### YOUR OBJECTIVE
Records follow. Select each line holding "timestamp".

** Start of ENTRIES PROVIDED **

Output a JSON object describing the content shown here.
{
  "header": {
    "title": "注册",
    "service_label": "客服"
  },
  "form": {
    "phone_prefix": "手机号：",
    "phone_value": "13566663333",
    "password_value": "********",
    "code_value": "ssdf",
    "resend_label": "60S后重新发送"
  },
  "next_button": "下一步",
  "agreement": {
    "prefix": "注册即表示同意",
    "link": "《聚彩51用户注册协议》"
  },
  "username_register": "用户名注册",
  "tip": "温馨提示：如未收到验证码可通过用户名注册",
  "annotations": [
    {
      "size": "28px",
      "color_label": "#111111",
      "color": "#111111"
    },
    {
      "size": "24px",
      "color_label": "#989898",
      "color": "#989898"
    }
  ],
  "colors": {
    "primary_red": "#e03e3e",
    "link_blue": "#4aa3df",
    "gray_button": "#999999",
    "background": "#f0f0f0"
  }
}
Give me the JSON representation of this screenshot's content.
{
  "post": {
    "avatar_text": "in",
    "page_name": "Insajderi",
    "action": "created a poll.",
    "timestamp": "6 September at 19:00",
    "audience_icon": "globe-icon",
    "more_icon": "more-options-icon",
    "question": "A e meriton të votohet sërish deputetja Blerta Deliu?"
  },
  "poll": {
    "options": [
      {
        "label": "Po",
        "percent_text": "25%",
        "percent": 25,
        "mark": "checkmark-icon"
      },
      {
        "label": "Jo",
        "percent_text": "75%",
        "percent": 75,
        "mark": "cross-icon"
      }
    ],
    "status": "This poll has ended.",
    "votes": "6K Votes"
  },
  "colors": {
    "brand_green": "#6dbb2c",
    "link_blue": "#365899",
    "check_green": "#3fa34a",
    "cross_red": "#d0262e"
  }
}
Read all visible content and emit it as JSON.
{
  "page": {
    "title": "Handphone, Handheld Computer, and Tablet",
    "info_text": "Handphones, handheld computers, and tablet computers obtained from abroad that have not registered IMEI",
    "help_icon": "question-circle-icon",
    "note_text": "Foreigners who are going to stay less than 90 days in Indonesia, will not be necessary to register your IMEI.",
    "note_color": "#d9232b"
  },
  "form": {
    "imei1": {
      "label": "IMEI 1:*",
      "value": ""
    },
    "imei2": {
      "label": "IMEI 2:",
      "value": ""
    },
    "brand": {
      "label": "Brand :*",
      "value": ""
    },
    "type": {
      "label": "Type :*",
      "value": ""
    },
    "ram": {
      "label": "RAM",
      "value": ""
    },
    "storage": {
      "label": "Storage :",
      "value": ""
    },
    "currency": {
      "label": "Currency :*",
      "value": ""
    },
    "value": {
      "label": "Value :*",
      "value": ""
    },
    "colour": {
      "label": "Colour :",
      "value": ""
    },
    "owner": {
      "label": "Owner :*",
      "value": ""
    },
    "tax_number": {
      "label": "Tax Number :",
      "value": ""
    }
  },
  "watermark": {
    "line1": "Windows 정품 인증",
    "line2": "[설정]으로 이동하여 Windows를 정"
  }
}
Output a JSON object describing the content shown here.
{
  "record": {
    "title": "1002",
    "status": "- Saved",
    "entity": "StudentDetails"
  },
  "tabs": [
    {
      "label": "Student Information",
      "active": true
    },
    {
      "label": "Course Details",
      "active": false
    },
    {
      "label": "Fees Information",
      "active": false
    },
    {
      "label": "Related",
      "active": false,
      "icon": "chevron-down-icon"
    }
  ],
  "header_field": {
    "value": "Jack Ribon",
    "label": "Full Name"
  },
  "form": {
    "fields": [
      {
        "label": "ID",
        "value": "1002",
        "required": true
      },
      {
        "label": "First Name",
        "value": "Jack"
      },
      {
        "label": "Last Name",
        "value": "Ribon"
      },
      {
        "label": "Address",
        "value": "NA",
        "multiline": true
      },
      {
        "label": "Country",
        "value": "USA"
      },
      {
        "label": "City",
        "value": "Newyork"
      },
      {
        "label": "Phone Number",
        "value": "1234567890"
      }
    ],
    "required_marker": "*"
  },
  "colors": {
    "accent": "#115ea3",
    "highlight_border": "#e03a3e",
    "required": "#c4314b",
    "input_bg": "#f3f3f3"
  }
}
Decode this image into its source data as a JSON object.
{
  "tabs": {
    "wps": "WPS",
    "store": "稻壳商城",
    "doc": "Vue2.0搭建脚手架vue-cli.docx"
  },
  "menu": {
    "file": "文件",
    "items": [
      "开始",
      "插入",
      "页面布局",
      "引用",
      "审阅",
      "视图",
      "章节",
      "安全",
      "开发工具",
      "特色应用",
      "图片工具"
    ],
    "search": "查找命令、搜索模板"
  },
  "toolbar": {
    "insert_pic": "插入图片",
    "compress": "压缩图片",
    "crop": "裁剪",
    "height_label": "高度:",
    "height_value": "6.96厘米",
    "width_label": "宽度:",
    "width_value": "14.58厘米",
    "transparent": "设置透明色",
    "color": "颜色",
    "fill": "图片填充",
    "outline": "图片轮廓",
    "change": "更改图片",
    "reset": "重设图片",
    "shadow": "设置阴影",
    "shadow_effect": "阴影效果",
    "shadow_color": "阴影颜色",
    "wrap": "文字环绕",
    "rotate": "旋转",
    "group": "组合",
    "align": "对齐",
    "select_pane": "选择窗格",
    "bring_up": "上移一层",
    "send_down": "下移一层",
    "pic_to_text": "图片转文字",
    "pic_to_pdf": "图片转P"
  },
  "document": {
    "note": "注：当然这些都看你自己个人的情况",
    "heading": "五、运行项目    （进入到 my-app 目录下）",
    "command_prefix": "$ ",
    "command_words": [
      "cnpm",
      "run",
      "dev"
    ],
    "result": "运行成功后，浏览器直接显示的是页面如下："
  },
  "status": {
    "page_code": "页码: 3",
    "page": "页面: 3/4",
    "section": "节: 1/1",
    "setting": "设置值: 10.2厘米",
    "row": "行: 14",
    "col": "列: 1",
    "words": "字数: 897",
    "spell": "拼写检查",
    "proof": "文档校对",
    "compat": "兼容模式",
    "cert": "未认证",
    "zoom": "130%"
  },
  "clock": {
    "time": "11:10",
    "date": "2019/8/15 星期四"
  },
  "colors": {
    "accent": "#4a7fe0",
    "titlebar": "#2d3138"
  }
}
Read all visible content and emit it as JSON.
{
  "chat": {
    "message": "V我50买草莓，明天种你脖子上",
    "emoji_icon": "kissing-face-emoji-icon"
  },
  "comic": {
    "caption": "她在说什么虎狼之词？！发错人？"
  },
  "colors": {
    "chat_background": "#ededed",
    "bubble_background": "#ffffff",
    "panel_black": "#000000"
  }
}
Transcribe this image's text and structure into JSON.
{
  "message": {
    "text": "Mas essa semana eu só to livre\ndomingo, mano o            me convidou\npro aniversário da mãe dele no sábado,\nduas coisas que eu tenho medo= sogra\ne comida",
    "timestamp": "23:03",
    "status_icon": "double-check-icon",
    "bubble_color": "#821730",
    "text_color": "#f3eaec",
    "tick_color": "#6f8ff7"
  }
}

** End of ENTRIES PROVIDED **

### THE RESULT
    "timestamp": "6 September at 19:00",
    "timestamp": "23:03",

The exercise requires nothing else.